In the 20th century, Dorothy Day would sacrifice the comforts of her class to live in solidarity with the poor, founding the Catholic Worker and devoting her heart and mind and strength to the vision of a just and peaceful society.

Many other saints have done the same. And even though you and I are not going to walk out those doors this morning to give away everything we have, we cannot repress the questions which the story of the rich man poses for us. We’ve heard this gospel before, and we’ll hear it again. And each time we must wonder, what is it trying to say to us?

There is no single answer, no single response to the challenge of this gospel. It’s a story, not a rule, and most Christians have not felt compelled to take Jesus’ words to the rich man in the demandingly literal way of an Antony, Francis, or Dorothy Day. But this gospel will never cease to trouble us with questions about both personal and social economics. Is the common wealth of society justly distributed? What is true wealth in God’s eyes? And where does our own treasure lie?

In first-century Palestine, wealth was measured more by the amount of land you owned than by the number of things you had. And since land acquisition usually came through the default of debtors who could not keep up their payments, wealth at the top was accrued at the expense of those further down the economic ladder. More wealth for the rich meant more poverty for the rest.

We have a similar imbalance in our own day. Right now in America, the richest 10% own 77% of the nation’s wealth. The 20 richest individualsown more than the entire bottom half of the population. As wealth concentrates in fewer and fewer hands, the poverty of the many grows wider and deeper. As in the time of Jesus, those at the top get richer by taking from those below them. The recent tax cuts are a perfect example, siphoning huge increases in wealth to the rich, while cutting survival assistance to the needy. Fewer school lunches for poor children, more private jets for the rich.

But if ours is an age of grotesque economic inequality, it is also an age of remarkable private generosity. We have come to look upon billionaires and wealthy foundations as the solvers of public problems, as they dispense impressive grants to improve the lives of the many. So when Bill Gates or Jeff Bezos give away enormous sums or underwrite beneficial actions, are they in fact doing what the rich man fails to do in the gospel story? Are they doing what Jesus asked?

Anand Giridharadas has studied this critical question, and in his provocative book, Winners Take All: The Elite Charade of Changing the World, he argues that the powerful rich who address problems without changing the very conditions that create those problems is at best a failure of social imagination. A lot of good may be done by the rich, but the system that perpetuates the wrongs being addressed remains firmly in place. In fact, such acts of benevolence provide justification for the continuation of the status quo, making it appear more benign than it really is.

In a recent talk in Seattle, Giridharadas put it this way:

“You can tell rich people to do more good, but you can never tell them to do less harm. You can tell them to give back, but you can never tell them to take less. You can tell them to share the spoils of the system that benefitted them, but you can’t ask them to concede that system.” [vi]

If this is true, then the question that Jesus poses to the rich man, and to us, is not simply about the individual stewardship of our personal wealth, but about our willingness to work and pray for a very different kind of economy.

MATERIAL SHOWN:
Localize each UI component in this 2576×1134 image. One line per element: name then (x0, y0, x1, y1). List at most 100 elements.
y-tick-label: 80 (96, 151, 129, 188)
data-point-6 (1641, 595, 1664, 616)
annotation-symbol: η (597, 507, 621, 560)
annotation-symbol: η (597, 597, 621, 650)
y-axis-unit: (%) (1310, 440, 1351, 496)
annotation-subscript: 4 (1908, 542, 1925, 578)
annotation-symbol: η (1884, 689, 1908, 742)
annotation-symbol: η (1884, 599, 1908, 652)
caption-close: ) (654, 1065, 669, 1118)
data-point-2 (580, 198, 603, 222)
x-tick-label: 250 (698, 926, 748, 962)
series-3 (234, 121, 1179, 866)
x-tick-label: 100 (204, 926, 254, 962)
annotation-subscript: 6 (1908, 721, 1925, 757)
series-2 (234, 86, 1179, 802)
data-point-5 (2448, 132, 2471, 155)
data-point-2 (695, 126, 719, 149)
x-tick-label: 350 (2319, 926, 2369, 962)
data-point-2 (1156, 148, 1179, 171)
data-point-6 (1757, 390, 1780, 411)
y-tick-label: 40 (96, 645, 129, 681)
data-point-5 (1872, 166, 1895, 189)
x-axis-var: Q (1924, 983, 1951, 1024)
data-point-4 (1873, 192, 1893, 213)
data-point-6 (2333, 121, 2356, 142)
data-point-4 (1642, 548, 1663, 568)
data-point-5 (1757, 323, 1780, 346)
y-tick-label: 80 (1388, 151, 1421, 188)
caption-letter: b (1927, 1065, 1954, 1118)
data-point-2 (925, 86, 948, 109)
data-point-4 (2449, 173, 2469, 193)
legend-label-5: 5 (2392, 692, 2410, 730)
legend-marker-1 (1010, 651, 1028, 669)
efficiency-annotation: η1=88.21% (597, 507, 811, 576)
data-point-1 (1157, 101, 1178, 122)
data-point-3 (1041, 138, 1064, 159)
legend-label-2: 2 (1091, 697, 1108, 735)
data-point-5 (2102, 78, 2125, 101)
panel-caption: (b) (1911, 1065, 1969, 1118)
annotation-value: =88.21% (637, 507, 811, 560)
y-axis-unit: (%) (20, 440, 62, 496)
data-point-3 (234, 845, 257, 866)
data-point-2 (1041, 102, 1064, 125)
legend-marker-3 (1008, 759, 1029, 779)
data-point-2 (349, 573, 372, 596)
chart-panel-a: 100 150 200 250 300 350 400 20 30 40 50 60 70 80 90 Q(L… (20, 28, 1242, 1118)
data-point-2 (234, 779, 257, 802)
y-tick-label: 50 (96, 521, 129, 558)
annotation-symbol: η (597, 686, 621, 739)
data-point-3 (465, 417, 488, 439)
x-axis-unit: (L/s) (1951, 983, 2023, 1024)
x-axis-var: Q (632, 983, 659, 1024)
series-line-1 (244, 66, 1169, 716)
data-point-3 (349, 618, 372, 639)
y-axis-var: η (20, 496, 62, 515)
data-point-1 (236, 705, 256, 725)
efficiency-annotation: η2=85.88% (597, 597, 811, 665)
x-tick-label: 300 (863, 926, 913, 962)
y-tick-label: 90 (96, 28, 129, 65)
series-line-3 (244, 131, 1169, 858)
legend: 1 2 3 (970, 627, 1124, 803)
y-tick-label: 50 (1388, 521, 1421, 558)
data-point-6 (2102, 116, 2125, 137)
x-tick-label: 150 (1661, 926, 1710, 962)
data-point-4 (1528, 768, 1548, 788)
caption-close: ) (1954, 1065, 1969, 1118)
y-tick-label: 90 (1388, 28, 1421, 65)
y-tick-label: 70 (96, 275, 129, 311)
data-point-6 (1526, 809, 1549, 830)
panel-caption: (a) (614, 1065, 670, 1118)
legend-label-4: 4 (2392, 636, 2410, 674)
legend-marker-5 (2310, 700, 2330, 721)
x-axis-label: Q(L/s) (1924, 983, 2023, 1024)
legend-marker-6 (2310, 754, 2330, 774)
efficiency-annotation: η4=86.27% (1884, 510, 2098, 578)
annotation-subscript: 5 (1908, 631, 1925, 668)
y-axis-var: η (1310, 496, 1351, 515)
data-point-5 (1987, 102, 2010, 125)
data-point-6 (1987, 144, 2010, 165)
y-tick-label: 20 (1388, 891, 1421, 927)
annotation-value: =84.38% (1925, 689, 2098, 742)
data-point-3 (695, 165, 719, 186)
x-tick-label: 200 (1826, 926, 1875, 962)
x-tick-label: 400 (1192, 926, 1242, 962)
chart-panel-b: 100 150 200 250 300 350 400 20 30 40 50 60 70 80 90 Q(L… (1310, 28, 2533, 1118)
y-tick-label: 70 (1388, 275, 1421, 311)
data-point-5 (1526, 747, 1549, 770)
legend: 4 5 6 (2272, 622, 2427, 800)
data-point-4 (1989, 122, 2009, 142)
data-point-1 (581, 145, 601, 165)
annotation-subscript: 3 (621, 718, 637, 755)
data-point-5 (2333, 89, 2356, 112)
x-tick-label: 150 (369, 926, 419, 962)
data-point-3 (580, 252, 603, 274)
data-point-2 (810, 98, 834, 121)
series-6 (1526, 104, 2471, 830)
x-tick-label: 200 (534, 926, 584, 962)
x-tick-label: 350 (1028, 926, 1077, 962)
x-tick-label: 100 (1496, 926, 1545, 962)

YOUR OBJECTIVE: Could you retype the passage from the text on wealth, starting at "If this is true, then" and ending at "kind of economy."?

OUTPUT FOR THIS EXERCISE:
If this is true, then the question that Jesus poses to the rich man, and to us, is not simply about the individual stewardship of our personal wealth, but about our willingness to work and pray for a very different kind of economy.